Exercise input:
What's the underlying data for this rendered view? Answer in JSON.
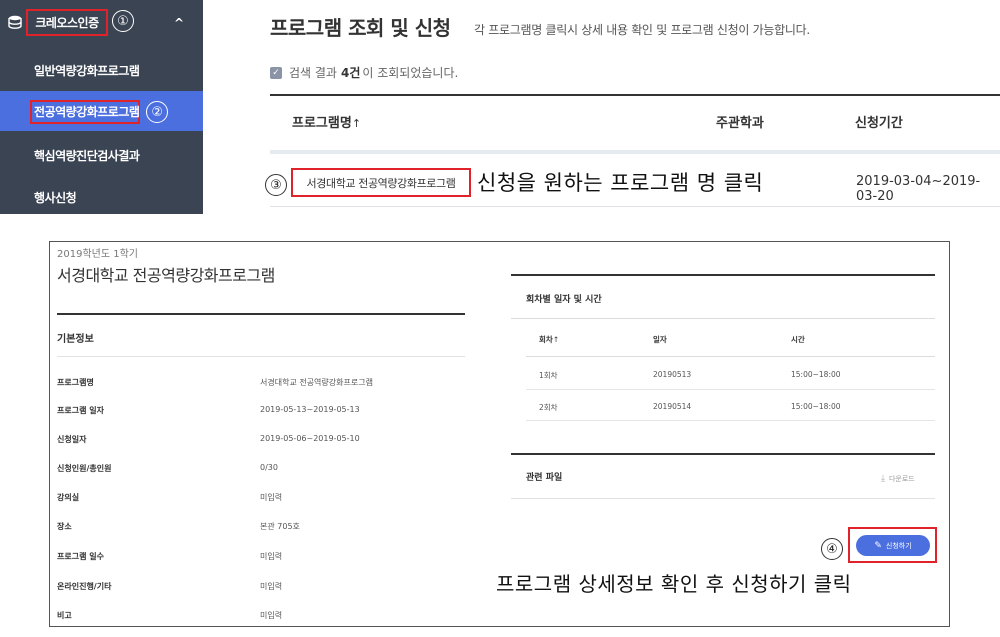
{
  "sidebar": {
    "title": "크레오스인증",
    "step1": "①",
    "chevron": "^",
    "items": [
      {
        "label": "일반역량강화프로그램"
      },
      {
        "label": "전공역량강화프로그램"
      },
      {
        "label": "핵심역량진단검사결과"
      },
      {
        "label": "행사신청"
      }
    ],
    "step2": "②"
  },
  "list": {
    "title": "프로그램 조회 및 신청",
    "subtitle": "각 프로그램명 클릭시 상세 내용 확인 및 프로그램 신청이 가능합니다.",
    "result_prefix": "검색 결과",
    "result_count": "4건",
    "result_suffix": "이 조회되었습니다.",
    "columns": {
      "name": "프로그램명",
      "sort_arrow": "↑",
      "dept": "주관학과",
      "period": "신청기간"
    },
    "row": {
      "name": "서경대학교 전공역량강화프로그램",
      "period": "2019-03-04~2019-03-20"
    },
    "step3": "③",
    "annotation": "신청을 원하는 프로그램 명 클릭"
  },
  "detail": {
    "semester": "2019학년도 1학기",
    "title": "서경대학교 전공역량강화프로그램",
    "basic_info_title": "기본정보",
    "fields": [
      {
        "label": "프로그램명",
        "value": "서경대학교 전공역량강화프로그램"
      },
      {
        "label": "프로그램 일자",
        "value": "2019-05-13~2019-05-13"
      },
      {
        "label": "신청일자",
        "value": "2019-05-06~2019-05-10"
      },
      {
        "label": "신청인원/총인원",
        "value": "0/30"
      },
      {
        "label": "강의실",
        "value": "미입력"
      },
      {
        "label": "장소",
        "value": "본관 705호"
      },
      {
        "label": "프로그램 일수",
        "value": "미입력"
      },
      {
        "label": "온라인진행/기타",
        "value": "미입력"
      },
      {
        "label": "비고",
        "value": "미입력"
      }
    ],
    "schedule_title": "회차별 일자 및 시간",
    "schedule_columns": {
      "round": "회차",
      "sort_arrow": "↑",
      "date": "일자",
      "time": "시간"
    },
    "schedule": [
      {
        "round": "1회차",
        "date": "20190513",
        "time": "15:00~18:00"
      },
      {
        "round": "2회차",
        "date": "20190514",
        "time": "15:00~18:00"
      }
    ],
    "files_title": "관련 파일",
    "download_label": "다운로드",
    "apply_label": "신청하기",
    "step4": "④",
    "annotation": "프로그램 상세정보 확인 후 신청하기 클릭"
  },
  "colors": {
    "sidebar_bg": "#3b4453",
    "accent": "#4c6fe0",
    "highlight": "#e0222b"
  }
}
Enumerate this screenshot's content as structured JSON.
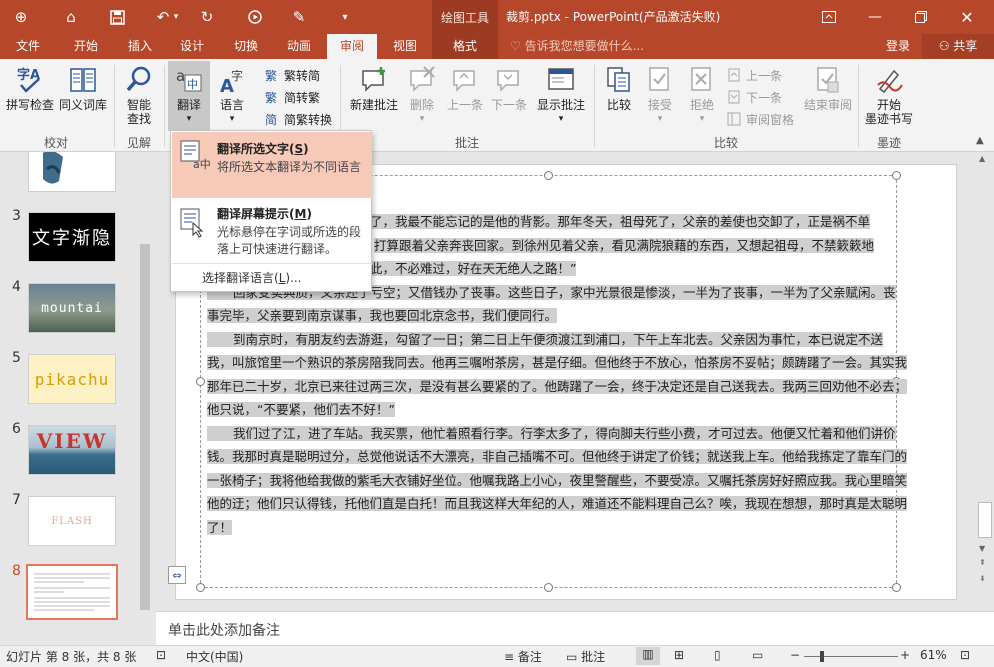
{
  "titlebar": {
    "context_tools": "绘图工具",
    "document_title": "裁剪.pptx - PowerPoint(产品激活失败)",
    "qa_icons": [
      "touch-mode-icon",
      "pin-icon",
      "save-icon",
      "undo-icon",
      "redo-icon",
      "slideshow-icon",
      "format-painter-icon",
      "customize-icon"
    ]
  },
  "tabs": [
    {
      "label": "文件"
    },
    {
      "label": "开始"
    },
    {
      "label": "插入"
    },
    {
      "label": "设计"
    },
    {
      "label": "切换"
    },
    {
      "label": "动画"
    },
    {
      "label": "审阅"
    },
    {
      "label": "视图"
    },
    {
      "label": "格式"
    }
  ],
  "tellme": {
    "placeholder": "告诉我您想要做什么..."
  },
  "account": {
    "login": "登录",
    "share": "共享"
  },
  "ribbon": {
    "proofing": {
      "spellcheck": "拼写检查",
      "thesaurus": "同义词库",
      "group": "校对"
    },
    "insights": {
      "smart_lookup_1": "智能",
      "smart_lookup_2": "查找",
      "group": "见解"
    },
    "language": {
      "translate": "翻译",
      "language": "语言",
      "to_trad": "繁转简",
      "to_simp": "简转繁",
      "convert": "简繁转换",
      "group": "语言"
    },
    "comments": {
      "new": "新建批注",
      "delete": "删除",
      "prev": "上一条",
      "next": "下一条",
      "show": "显示批注",
      "group": "批注"
    },
    "compare": {
      "compare": "比较",
      "accept": "接受",
      "reject": "拒绝",
      "prev": "上一条",
      "next": "下一条",
      "pane": "审阅窗格",
      "end": "结束审阅",
      "group": "比较"
    },
    "ink": {
      "start_1": "开始",
      "start_2": "墨迹书写",
      "group": "墨迹"
    }
  },
  "translate_menu": {
    "item1_title": "翻译所选文字(",
    "item1_key": "S",
    "item1_desc": "将所选文本翻译为不同语言",
    "item2_title": "翻译屏幕提示(",
    "item2_key": "M",
    "item2_desc": "光标悬停在字词或所选的段落上可快速进行翻译。",
    "item3_prefix": "选择翻译语言(",
    "item3_key": "L",
    "item3_suffix": ")..."
  },
  "thumbnails": [
    {
      "num": "3",
      "text": "文字渐隐"
    },
    {
      "num": "4",
      "text": "mountai"
    },
    {
      "num": "5",
      "text": "pikachu"
    },
    {
      "num": "6",
      "text": "VIEW"
    },
    {
      "num": "7",
      "text": "FLASH"
    },
    {
      "num": "8",
      "text": ""
    }
  ],
  "slide": {
    "line1": "了，我最不能忘记的是他的背影。那年冬天，祖母死了，父亲的差使也交卸了，正是祸不单",
    "line2": "打算跟着父亲奔丧回家。到徐州见着父亲，看见满院狼藉的东西，又想起祖母，不禁簌簌地",
    "line3": "此，不必难过，好在天无绝人之路！”",
    "p2a": "回家变卖典质，父亲还了亏空；又借钱办了丧事。这些日子，家中光景很是惨淡，一半为了丧事，一半为了父亲赋闲。",
    "p2b": "丧事完毕，父亲要到南京谋事，我也要回北京念书，我们便同行。",
    "p3": "到南京时，有朋友约去游逛，勾留了一日；第二日上午便须渡江到浦口，下午上车北去。父亲因为事忙，本已说定不送我，叫旅馆里一个熟识的茶房陪我同去。他再三嘱咐茶房，甚是仔细。但他终于不放心，怕茶房不妥帖；颇踌躇了一会。其实我那年已二十岁，北京已来往过两三次，是没有甚么要紧的了。他踌躇了一会，终于决定还是自己送我去。我两三回劝他不必去；他只说，“不要紧，他们去不好！”",
    "p4": "我们过了江，进了车站。我买票，他忙着照看行李。行李太多了，得向脚夫行些小费，才可过去。他便又忙着和他们讲价钱。我那时真是聪明过分，总觉他说话不大漂亮，非自己插嘴不可。但他终于讲定了价钱；就送我上车。他给我拣定了靠车门的一张椅子；我将他给我做的紫毛大衣铺好坐位。他嘱我路上小心，夜里警醒些，不要受凉。又嘱托茶房好好照应我。我心里暗笑他的迂；他们只认得钱，托他们直是白托！而且我这样大年纪的人，难道还不能料理自己么？唉，我现在想想，那时真是太聪明了！"
  },
  "notes": {
    "placeholder": "单击此处添加备注"
  },
  "status": {
    "slide_info": "幻灯片 第 8 张，共 8 张",
    "language": "中文(中国)",
    "notes": "备注",
    "comments": "批注",
    "zoom": "61%"
  },
  "colors": {
    "accent": "#b7472a",
    "hover": "#f6c9b9",
    "selected_thumb": "#e07a56"
  }
}
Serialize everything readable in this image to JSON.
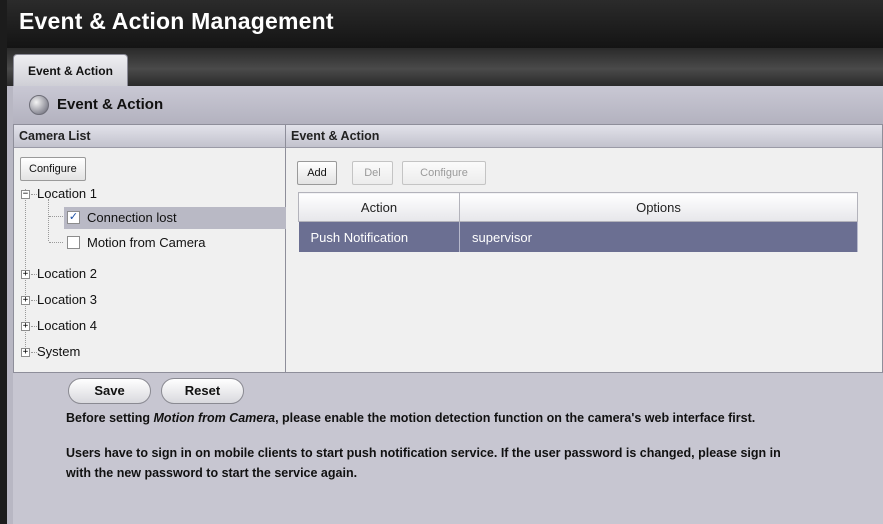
{
  "app_title": "Event & Action Management",
  "tabs": [
    {
      "label": "Event & Action"
    }
  ],
  "section_title": "Event & Action",
  "camera_list": {
    "header": "Camera List",
    "configure_label": "Configure",
    "tree": {
      "location1": "Location 1",
      "connection_lost": "Connection lost",
      "motion_from_camera": "Motion from Camera",
      "location2": "Location 2",
      "location3": "Location 3",
      "location4": "Location 4",
      "system": "System"
    },
    "connection_lost_checked": true,
    "motion_from_camera_checked": false
  },
  "event_action": {
    "header": "Event & Action",
    "add_label": "Add",
    "del_label": "Del",
    "configure_label": "Configure",
    "columns": [
      "Action",
      "Options"
    ],
    "rows": [
      {
        "action": "Push Notification",
        "options": "supervisor"
      }
    ]
  },
  "footer": {
    "save_label": "Save",
    "reset_label": "Reset",
    "note1_prefix": "Before setting ",
    "note1_emph": "Motion from Camera",
    "note1_suffix": ", please enable the motion detection function on the camera's web interface first.",
    "note2_line1": "Users have to sign in on mobile clients to start push notification service. If the user password is changed, please sign in",
    "note2_line2": "with the new password to start the service again."
  }
}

Exercise aim:
Consider the entries above and return each line with the string "service".

Reply to the task:
    "note2_line1": "Users have to sign in on mobile clients to start push notification service. If the user password is changed, please sign in",
    "note2_line2": "with the new password to start the service again."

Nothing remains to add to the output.